Data provided:
********

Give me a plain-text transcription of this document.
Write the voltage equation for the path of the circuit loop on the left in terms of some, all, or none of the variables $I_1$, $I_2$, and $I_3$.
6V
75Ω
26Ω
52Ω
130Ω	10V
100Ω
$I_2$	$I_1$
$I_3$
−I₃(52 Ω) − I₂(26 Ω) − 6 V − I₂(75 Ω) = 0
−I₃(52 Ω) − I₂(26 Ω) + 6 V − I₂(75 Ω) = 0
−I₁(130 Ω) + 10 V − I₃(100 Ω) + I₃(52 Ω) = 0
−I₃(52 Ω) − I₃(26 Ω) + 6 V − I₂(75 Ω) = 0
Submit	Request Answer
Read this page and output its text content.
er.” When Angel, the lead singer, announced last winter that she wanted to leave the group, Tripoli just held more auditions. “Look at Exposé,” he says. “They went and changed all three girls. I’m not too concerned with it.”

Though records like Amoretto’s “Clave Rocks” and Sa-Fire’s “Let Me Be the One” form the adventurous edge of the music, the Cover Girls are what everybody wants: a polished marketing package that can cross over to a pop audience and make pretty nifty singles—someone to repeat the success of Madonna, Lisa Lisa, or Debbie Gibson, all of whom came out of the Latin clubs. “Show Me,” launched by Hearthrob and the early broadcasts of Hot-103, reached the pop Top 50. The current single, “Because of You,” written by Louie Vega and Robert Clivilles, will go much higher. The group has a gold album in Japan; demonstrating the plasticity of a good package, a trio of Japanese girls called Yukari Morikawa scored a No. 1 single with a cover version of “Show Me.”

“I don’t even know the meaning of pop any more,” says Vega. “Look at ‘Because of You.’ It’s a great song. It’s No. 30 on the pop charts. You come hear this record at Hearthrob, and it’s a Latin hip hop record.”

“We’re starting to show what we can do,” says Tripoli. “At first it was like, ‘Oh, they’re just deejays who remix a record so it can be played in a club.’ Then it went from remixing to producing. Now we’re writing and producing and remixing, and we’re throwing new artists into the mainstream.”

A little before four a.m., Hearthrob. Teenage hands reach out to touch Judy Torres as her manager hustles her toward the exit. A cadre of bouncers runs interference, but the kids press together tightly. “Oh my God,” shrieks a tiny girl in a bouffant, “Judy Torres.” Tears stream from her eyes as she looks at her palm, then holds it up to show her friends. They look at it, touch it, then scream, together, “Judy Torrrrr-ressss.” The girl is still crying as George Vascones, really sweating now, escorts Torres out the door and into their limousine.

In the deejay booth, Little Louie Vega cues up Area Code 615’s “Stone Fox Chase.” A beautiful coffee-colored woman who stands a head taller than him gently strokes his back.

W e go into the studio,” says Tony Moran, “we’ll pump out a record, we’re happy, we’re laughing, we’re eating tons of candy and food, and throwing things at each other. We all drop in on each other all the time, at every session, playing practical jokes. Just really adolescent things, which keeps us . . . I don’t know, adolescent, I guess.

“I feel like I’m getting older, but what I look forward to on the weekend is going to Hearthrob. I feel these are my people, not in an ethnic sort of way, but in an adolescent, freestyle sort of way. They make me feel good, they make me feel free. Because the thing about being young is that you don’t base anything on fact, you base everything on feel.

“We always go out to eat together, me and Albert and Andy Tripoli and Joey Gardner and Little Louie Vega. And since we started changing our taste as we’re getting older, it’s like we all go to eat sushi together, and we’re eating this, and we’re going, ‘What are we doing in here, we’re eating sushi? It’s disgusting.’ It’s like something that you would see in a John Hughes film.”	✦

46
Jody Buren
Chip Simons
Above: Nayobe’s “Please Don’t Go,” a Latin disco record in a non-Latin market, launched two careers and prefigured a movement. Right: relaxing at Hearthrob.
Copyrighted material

********

Challenge:
Using the records above, pull out each line where the word "know" occurs.

Right answer:
“I don’t even know the meaning of pop any more,” says Vega. “Look at ‘Because of You.’ It’s a great song. It’s No. 30 on the pop charts. You come hear this record at Hearthrob, and it’s a Latin hip hop record.”
W e go into the studio,” says Tony Moran, “we’ll pump out a record, we’re happy, we’re laughing, we’re eating tons of candy and food, and throwing things at each other. We all drop in on each other all the time, at every session, playing practical jokes. Just really adolescent things, which keeps us . . . I don’t know, adolescent, I guess.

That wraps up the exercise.